### [Records supplied]
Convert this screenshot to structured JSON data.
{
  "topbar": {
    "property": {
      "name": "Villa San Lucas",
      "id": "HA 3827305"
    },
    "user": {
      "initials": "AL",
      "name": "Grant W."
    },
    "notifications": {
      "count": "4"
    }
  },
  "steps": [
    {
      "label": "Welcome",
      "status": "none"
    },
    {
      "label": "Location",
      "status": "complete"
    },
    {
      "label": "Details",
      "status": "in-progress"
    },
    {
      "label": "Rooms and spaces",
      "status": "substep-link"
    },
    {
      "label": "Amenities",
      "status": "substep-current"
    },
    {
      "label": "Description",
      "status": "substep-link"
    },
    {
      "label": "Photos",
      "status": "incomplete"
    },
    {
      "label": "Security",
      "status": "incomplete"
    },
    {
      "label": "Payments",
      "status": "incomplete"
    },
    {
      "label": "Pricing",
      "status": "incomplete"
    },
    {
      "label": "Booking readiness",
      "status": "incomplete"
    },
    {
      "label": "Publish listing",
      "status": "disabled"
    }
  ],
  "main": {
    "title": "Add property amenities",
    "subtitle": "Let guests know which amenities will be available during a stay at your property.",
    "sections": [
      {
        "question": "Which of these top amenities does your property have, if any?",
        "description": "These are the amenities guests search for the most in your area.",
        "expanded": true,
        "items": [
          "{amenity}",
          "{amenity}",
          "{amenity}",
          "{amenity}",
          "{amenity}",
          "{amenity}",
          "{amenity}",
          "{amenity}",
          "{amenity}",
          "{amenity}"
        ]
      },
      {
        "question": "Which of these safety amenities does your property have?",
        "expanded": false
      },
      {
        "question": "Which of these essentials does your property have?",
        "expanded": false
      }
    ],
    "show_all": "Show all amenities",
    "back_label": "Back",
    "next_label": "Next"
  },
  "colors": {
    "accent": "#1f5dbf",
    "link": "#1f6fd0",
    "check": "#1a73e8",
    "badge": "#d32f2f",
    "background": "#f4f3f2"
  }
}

### [The task]
Using the listing, collect all lines in which the string "guests" is found.

### [Result of this exercise]
    "subtitle": "Let guests know which amenities will be available during a stay at your property.",
        "description": "These are the amenities guests search for the most in your area.",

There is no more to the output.